** START OF EXCERPTED RECORDS **

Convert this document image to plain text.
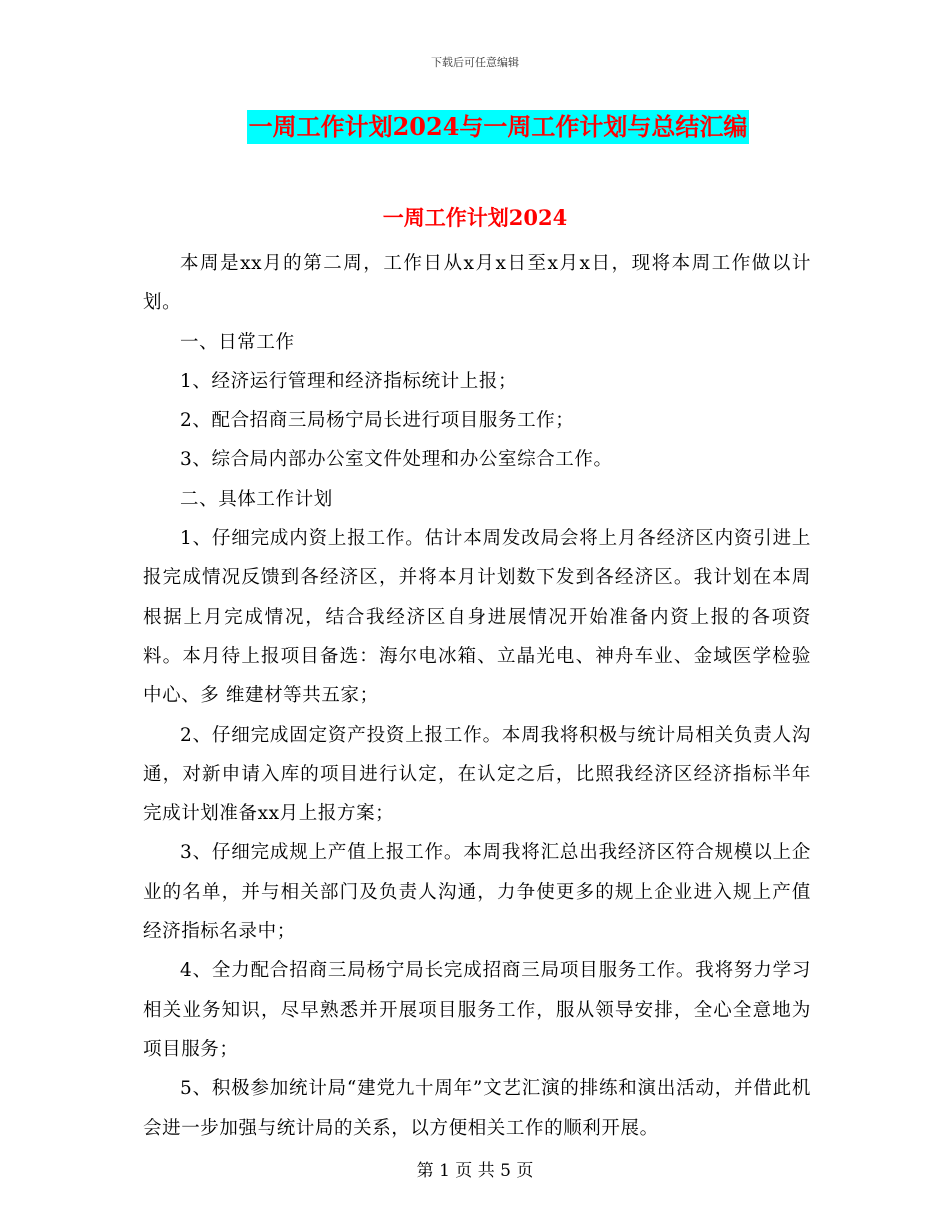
下载后可任意编辑
一周工作计划2024与一周工作计划与总结汇编
一周工作计划2024

本周是xx月的第二周，工作日从x月x日至x月x日，现将本周工作做以计划。

一、日常工作

1、经济运行管理和经济指标统计上报；

2、配合招商三局杨宁局长进行项目服务工作；

3、综合局内部办公室文件处理和办公室综合工作。

二、具体工作计划

1、仔细完成内资上报工作。估计本周发改局会将上月各经济区内资引进上报完成情况反馈到各经济区，并将本月计划数下发到各经济区。我计划在本周根据上月完成情况，结合我经济区自身进展情况开始准备内资上报的各项资料。本月待上报项目备选：海尔电冰箱、立晶光电、神舟车业、金域医学检验中心、多 维建材等共五家；

2、仔细完成固定资产投资上报工作。本周我将积极与统计局相关负责人沟通，对新申请入库的项目进行认定，在认定之后，比照我经济区经济指标半年完成计划准备xx月上报方案；

3、仔细完成规上产值上报工作。本周我将汇总出我经济区符合规模以上企业的名单，并与相关部门及负责人沟通，力争使更多的规上企业进入规上产值经济指标名录中；

4、全力配合招商三局杨宁局长完成招商三局项目服务工作。我将努力学习相关业务知识，尽早熟悉并开展项目服务工作，服从领导安排，全心全意地为项目服务；

5、积极参加统计局“建党九十周年”文艺汇演的排练和演出活动，并借此机会进一步加强与统计局的关系，以方便相关工作的顺利开展。

第 1 页 共 5 页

** END OF EXCERPTED RECORDS **

§ **WHAT THE TASK ASKS**:
Without the images, write out each line of the data verbatim.

§ **EXPECTED OUTPUT**:
Convert this document image to plain text.
下载后可任意编辑
一周工作计划2024与一周工作计划与总结汇编
一周工作计划2024

本周是xx月的第二周，工作日从x月x日至x月x日，现将本周工作做以计划。

一、日常工作

1、经济运行管理和经济指标统计上报；

2、配合招商三局杨宁局长进行项目服务工作；

3、综合局内部办公室文件处理和办公室综合工作。

二、具体工作计划

1、仔细完成内资上报工作。估计本周发改局会将上月各经济区内资引进上报完成情况反馈到各经济区，并将本月计划数下发到各经济区。我计划在本周根据上月完成情况，结合我经济区自身进展情况开始准备内资上报的各项资料。本月待上报项目备选：海尔电冰箱、立晶光电、神舟车业、金域医学检验中心、多 维建材等共五家；

2、仔细完成固定资产投资上报工作。本周我将积极与统计局相关负责人沟通，对新申请入库的项目进行认定，在认定之后，比照我经济区经济指标半年完成计划准备xx月上报方案；

3、仔细完成规上产值上报工作。本周我将汇总出我经济区符合规模以上企业的名单，并与相关部门及负责人沟通，力争使更多的规上企业进入规上产值经济指标名录中；

4、全力配合招商三局杨宁局长完成招商三局项目服务工作。我将努力学习相关业务知识，尽早熟悉并开展项目服务工作，服从领导安排，全心全意地为项目服务；

5、积极参加统计局“建党九十周年”文艺汇演的排练和演出活动，并借此机会进一步加强与统计局的关系，以方便相关工作的顺利开展。

第 1 页 共 5 页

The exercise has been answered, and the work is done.